Three weeks ago AFSC facilitated another pan-African dialogue on Transitional Justice at the request of those working with Burundi’s technical committee, civil society, and others to share lessons from past on truth and reconciliation commissions. Although it is too soon to gauge the impact, several participants praised the level of expertise assembled and the quality of the discussion.
In addition to working at the government level, AFSC is beginning a Livelihoods Restoration Program with some “Peace Villages,” building on our experiences in Zimbabwe and Mozambique. As in Zimbabwe, we are working with local community organizations on skills training. We are also partnering with healing, reconciliation and community-building programs developed and supported by Friends (Quakers) in Burundi.
In Burundi local Friends have truly “let their lives preach” their commitment to bringing peace and healing to their country. These Friends eloquently make the case that sustainable peace in Burundi requires healing the personal wounds left by decades of civil war and also requires building the capacities of communities to reconcile so that every person can meet their own needs.
The Ministry on Peace and Reconciliation Under the Cross (Mi-PAREC) created a network of peace committees engaging Burundians across ethnic lines, promoting transitional justice and reconciliation as refugees, internally displaced, ex-prisoners and ex-combatants return to their communities of origin. Healing and Rebuilding our Communities (HROC) conducts workshops to address the trauma. Burundian Friends have trained HROC facilitators to work with internally displaced persons, returning refugees, excombatants, and those who never left their homes. The Friends Women’s Association (FWA) Clinic operates in Kamenge, one of the poorest neighborhoods in Burundi, providing free care for mothers and children under five, as well as HIV testing and treatment, and a small microloan program. Young Friends are using poetry, film, music, and art to bring messages of peace, reconciliation, and community building to younger audiences.
AFSC has not always had close ties with Friends in Burundi, so it is particularly gratifying to see productive partnerships with Mi-PAREC, HROC, and FWA. FWA is drawing on AFSC’s help to meet Burundi’s requirements for nonprofit registration and to install computers with internet access. HROC is one of three partners providing workshops in the “Peace Villages.” HROC has now been picked up by Kenyan Friends who are working with AFSC staff in Nairobi to bring HROC and Alternatives to Violence Project trainings to Somali refugees in the Dadaab camps.

▶ Exercise data
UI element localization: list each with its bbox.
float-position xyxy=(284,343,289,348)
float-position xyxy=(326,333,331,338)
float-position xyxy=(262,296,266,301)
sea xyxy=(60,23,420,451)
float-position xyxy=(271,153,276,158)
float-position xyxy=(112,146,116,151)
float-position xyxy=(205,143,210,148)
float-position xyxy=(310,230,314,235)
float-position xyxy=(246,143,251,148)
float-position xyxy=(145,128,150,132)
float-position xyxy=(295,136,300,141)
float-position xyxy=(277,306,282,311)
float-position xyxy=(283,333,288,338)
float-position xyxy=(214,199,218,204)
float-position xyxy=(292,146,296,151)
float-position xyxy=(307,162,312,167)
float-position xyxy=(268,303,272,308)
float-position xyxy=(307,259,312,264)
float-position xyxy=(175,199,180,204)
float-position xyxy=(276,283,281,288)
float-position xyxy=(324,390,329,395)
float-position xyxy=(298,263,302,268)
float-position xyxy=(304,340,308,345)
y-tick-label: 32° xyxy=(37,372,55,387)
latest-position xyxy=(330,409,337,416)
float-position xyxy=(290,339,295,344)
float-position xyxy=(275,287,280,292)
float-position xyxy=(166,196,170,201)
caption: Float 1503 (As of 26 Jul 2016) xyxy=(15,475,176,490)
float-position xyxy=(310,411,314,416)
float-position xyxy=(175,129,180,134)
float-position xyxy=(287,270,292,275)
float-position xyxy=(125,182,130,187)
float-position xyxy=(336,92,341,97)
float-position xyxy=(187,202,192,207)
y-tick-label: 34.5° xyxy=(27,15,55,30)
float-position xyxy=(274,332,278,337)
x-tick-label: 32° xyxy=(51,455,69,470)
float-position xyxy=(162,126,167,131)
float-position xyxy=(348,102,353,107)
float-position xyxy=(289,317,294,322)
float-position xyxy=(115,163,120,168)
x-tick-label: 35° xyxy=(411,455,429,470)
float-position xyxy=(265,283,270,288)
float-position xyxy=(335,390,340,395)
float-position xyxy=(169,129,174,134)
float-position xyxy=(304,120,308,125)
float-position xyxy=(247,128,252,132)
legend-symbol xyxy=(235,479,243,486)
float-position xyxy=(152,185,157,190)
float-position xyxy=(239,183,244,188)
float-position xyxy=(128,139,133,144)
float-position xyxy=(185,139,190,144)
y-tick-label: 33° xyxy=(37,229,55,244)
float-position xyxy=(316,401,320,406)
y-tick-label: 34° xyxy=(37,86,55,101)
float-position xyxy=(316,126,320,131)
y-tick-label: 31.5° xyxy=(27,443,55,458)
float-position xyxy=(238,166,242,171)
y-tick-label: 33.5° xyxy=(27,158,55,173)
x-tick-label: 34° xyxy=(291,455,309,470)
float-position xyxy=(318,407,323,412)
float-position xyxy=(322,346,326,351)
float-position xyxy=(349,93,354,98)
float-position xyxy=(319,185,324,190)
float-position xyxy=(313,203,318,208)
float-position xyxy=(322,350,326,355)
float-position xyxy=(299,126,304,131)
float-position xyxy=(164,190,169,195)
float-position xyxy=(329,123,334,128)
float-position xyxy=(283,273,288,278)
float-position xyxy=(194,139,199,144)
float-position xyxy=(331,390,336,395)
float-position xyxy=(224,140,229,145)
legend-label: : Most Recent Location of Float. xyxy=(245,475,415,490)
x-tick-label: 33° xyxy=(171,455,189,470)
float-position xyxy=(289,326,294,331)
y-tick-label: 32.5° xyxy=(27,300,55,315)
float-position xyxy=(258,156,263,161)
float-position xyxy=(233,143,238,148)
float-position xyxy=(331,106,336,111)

▶ Requirement 1
Decide whether each statement agrees with the text about AFSC in Burundi. For each, answer yes or no and quote the words of the text that decide it.
(a) The FWA Clinic operates in Kamenge.
(b) AFSC has always had close ties with Friends in Burundi.
(c) HROC is the only partner providing workshops in the "Peace Villages."
▶ Requirement 2
From the text about AFSC in Burundi, extract the part that opens with the words containing "Three weeks ago" and closes with "of the discussion.".

▶ Written answer 1
(a) Yes: "The Friends Women’s Association (FWA) Clinic operates in Kamenge"
(b) No: "AFSC has not always had close ties with Friends in Burundi"
(c) No: "HROC is one of three partners providing workshops in the “Peace Villages.”"

▶ Written answer 2
Three weeks ago AFSC facilitated another pan-African dialogue on Transitional Justice at the request of those working with Burundi’s technical committee, civil society, and others to share lessons from past on truth and reconciliation commissions. Although it is too soon to gauge the impact, several participants praised the level of expertise assembled and the quality of the discussion.